[Recorded data]
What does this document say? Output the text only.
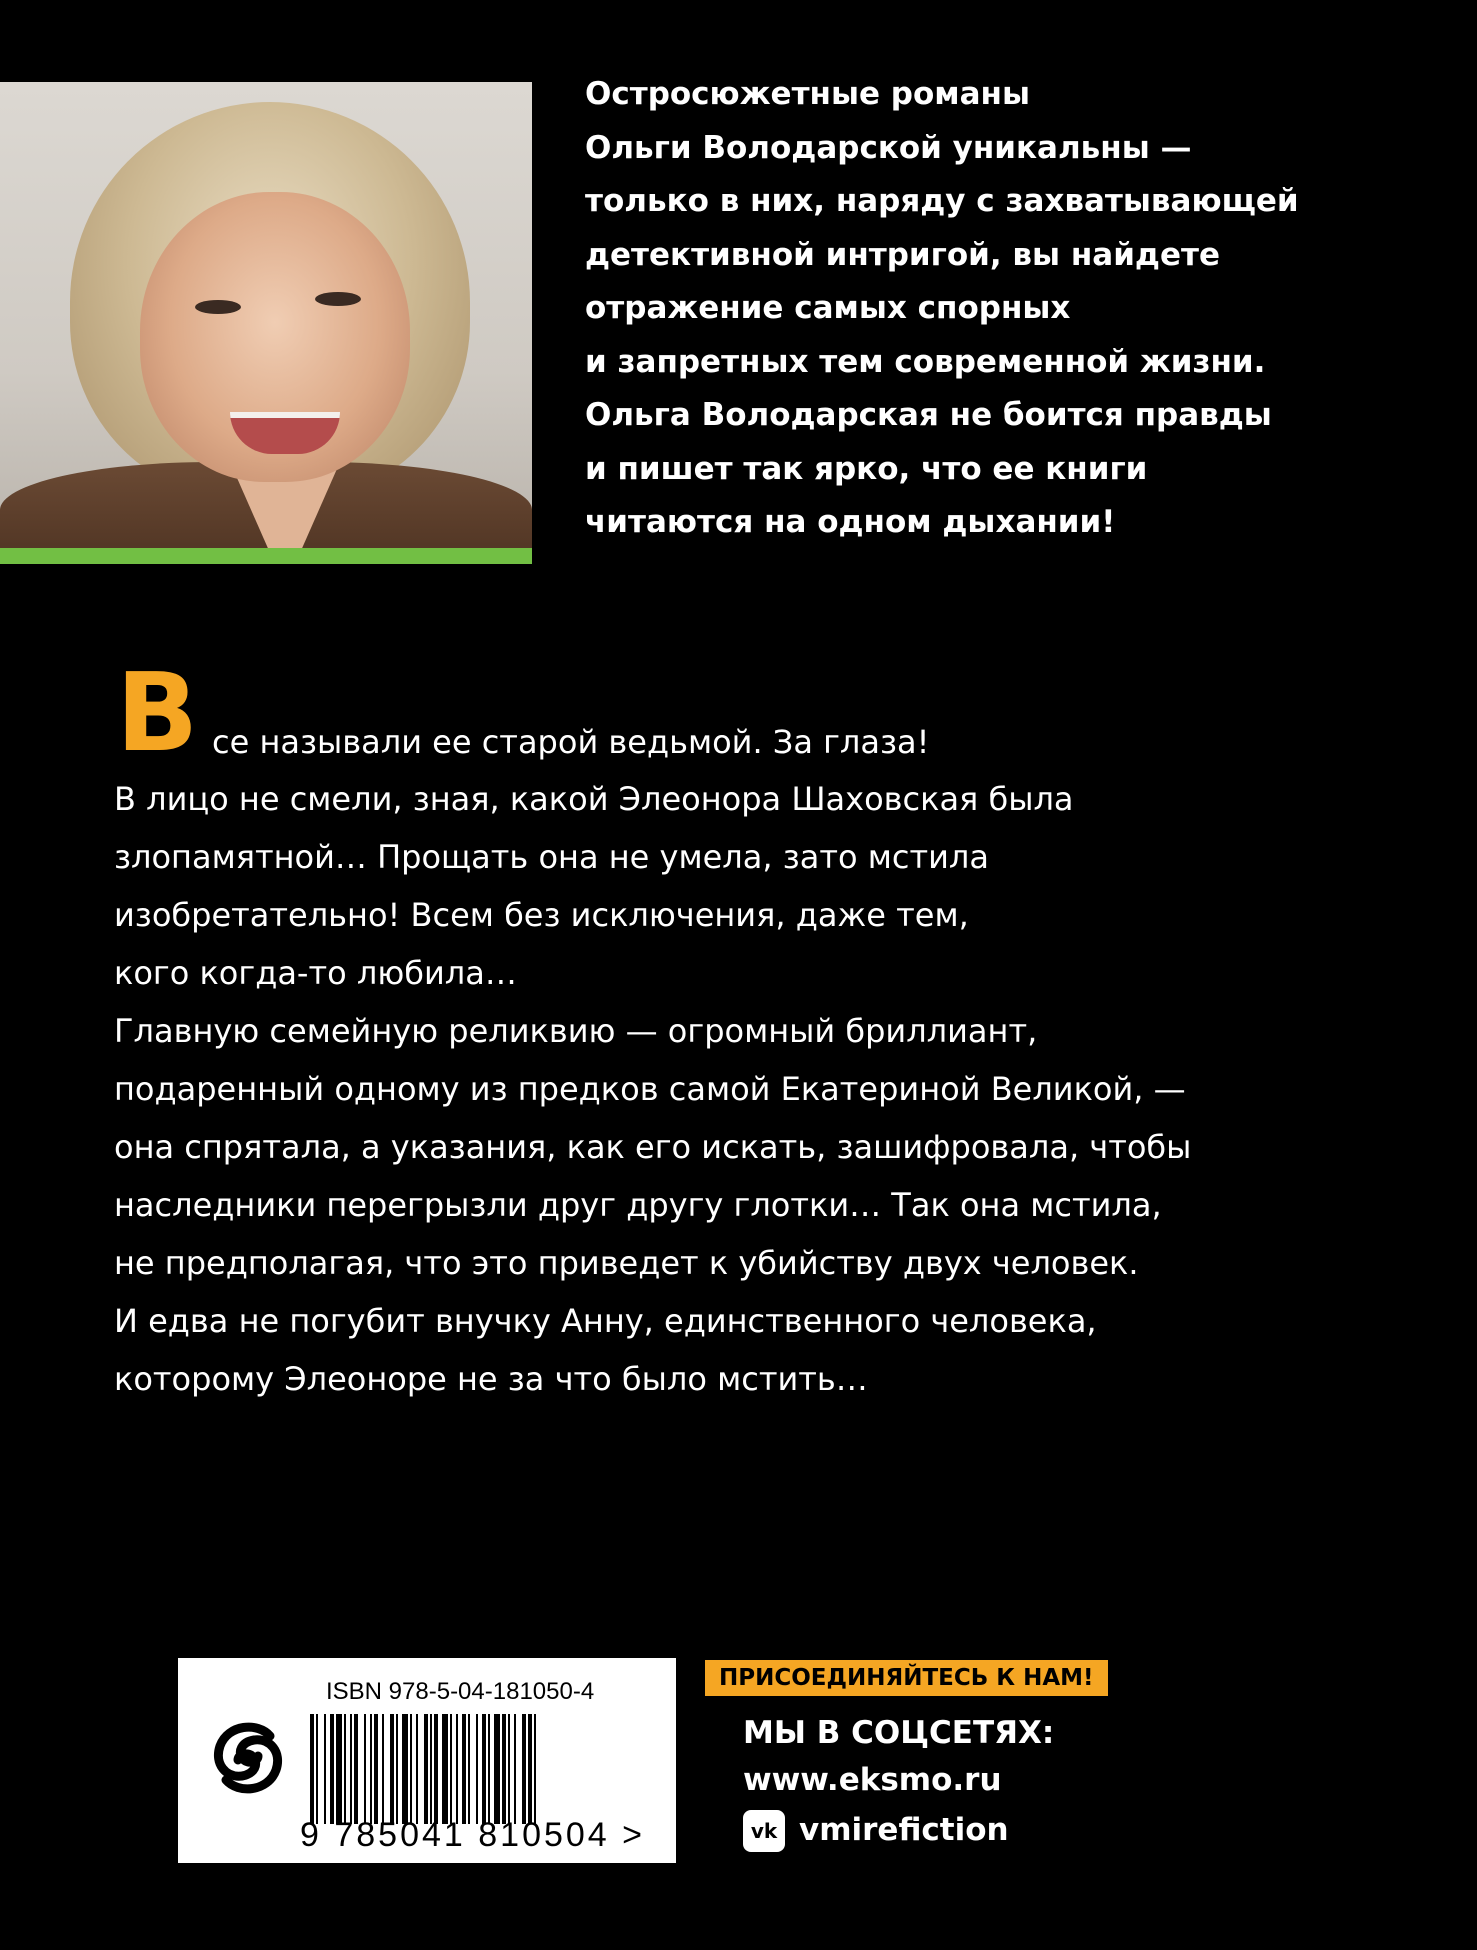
Остросюжетные романы
Ольги Володарской уникальны —
только в них, наряду с захватывающей
детективной интригой, вы найдете
отражение самых спорных
и запретных тем современной жизни.
Ольга Володарская не боится правды
и пишет так ярко, что ее книги
читаются на одном дыхании!
В се называли ее старой ведьмой. За глаза!
В лицо не смели, зная, какой Элеонора Шаховская была
злопамятной… Прощать она не умела, зато мстила
изобретательно! Всем без исключения, даже тем,
кого когда-то любила…
Главную семейную реликвию — огромный бриллиант,
подаренный одному из предков самой Екатериной Великой, —
она спрятала, а указания, как его искать, зашифровала, чтобы
наследники перегрызли друг другу глотки… Так она мстила,
не предполагая, что это приведет к убийству двух человек.
И едва не погубит внучку Анну, единственного человека,
которому Элеоноре не за что было мстить…
ISBN 978-5-04-181050-4
9 785041 810504 >
ПРИСОЕДИНЯЙТЕСЬ К НАМ!
МЫ В СОЦСЕТЯХ:
www.eksmo.ru
vk vmirefiction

The problem: Locate the string "мстила" in the listing above and copy every line where it occurs.

Answer:
злопамятной… Прощать она не умела, зато мстила
наследники перегрызли друг другу глотки… Так она мстила,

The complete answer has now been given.